(Figure collection entries)
_ _ _ _ _

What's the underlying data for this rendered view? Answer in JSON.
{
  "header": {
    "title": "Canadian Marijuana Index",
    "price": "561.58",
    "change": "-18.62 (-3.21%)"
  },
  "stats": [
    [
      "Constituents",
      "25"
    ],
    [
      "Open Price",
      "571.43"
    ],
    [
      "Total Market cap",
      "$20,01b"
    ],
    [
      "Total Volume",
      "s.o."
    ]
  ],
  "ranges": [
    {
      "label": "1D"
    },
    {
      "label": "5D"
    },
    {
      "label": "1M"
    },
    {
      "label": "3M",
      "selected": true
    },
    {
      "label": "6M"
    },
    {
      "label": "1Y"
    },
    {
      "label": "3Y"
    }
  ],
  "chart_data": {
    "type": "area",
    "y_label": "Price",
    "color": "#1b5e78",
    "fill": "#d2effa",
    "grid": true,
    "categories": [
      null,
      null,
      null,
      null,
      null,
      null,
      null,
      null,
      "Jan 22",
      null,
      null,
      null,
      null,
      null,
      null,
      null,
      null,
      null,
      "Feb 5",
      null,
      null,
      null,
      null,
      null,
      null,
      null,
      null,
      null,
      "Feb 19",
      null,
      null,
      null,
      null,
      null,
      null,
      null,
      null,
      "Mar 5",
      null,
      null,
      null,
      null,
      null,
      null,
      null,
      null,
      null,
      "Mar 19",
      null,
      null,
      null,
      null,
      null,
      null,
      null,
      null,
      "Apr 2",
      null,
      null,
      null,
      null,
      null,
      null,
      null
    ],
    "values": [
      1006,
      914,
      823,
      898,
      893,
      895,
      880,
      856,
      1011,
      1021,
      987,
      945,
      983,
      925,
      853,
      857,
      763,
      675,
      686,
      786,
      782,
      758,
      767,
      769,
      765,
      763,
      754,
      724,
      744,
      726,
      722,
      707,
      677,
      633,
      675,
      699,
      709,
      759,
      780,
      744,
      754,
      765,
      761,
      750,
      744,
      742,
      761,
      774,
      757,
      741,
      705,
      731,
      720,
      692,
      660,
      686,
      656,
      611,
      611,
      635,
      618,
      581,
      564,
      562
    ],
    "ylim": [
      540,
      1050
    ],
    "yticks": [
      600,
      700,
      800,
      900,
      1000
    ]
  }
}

_ _ _ _ _

--- DIRECTIONS FOR THIS TASK ---
Repeat the material word for word, in full.

--- ANSWER TO THE EXERCISE ---
What's the underlying data for this rendered view? Answer in JSON.
{
  "header": {
    "title": "Canadian Marijuana Index",
    "price": "561.58",
    "change": "-18.62 (-3.21%)"
  },
  "stats": [
    [
      "Constituents",
      "25"
    ],
    [
      "Open Price",
      "571.43"
    ],
    [
      "Total Market cap",
      "$20,01b"
    ],
    [
      "Total Volume",
      "s.o."
    ]
  ],
  "ranges": [
    {
      "label": "1D"
    },
    {
      "label": "5D"
    },
    {
      "label": "1M"
    },
    {
      "label": "3M",
      "selected": true
    },
    {
      "label": "6M"
    },
    {
      "label": "1Y"
    },
    {
      "label": "3Y"
    }
  ],
  "chart_data": {
    "type": "area",
    "y_label": "Price",
    "color": "#1b5e78",
    "fill": "#d2effa",
    "grid": true,
    "categories": [
      null,
      null,
      null,
      null,
      null,
      null,
      null,
      null,
      "Jan 22",
      null,
      null,
      null,
      null,
      null,
      null,
      null,
      null,
      null,
      "Feb 5",
      null,
      null,
      null,
      null,
      null,
      null,
      null,
      null,
      null,
      "Feb 19",
      null,
      null,
      null,
      null,
      null,
      null,
      null,
      null,
      "Mar 5",
      null,
      null,
      null,
      null,
      null,
      null,
      null,
      null,
      null,
      "Mar 19",
      null,
      null,
      null,
      null,
      null,
      null,
      null,
      null,
      "Apr 2",
      null,
      null,
      null,
      null,
      null,
      null,
      null
    ],
    "values": [
      1006,
      914,
      823,
      898,
      893,
      895,
      880,
      856,
      1011,
      1021,
      987,
      945,
      983,
      925,
      853,
      857,
      763,
      675,
      686,
      786,
      782,
      758,
      767,
      769,
      765,
      763,
      754,
      724,
      744,
      726,
      722,
      707,
      677,
      633,
      675,
      699,
      709,
      759,
      780,
      744,
      754,
      765,
      761,
      750,
      744,
      742,
      761,
      774,
      757,
      741,
      705,
      731,
      720,
      692,
      660,
      686,
      656,
      611,
      611,
      635,
      618,
      581,
      564,
      562
    ],
    "ylim": [
      540,
      1050
    ],
    "yticks": [
      600,
      700,
      800,
      900,
      1000
    ]
  }
}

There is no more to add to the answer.